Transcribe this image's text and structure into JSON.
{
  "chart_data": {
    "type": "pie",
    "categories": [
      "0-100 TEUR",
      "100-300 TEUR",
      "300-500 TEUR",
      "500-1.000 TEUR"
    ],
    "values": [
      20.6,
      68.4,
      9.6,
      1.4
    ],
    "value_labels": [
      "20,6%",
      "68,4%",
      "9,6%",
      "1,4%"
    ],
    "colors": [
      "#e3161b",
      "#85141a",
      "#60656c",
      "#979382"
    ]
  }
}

__EXERCISE PROMPT__. Each entry is to be returned in full, character for character.

__TASK ANSWER__.
Transcribe this image's text and structure into JSON.
{
  "chart_data": {
    "type": "pie",
    "categories": [
      "0-100 TEUR",
      "100-300 TEUR",
      "300-500 TEUR",
      "500-1.000 TEUR"
    ],
    "values": [
      20.6,
      68.4,
      9.6,
      1.4
    ],
    "value_labels": [
      "20,6%",
      "68,4%",
      "9,6%",
      "1,4%"
    ],
    "colors": [
      "#e3161b",
      "#85141a",
      "#60656c",
      "#979382"
    ]
  }
}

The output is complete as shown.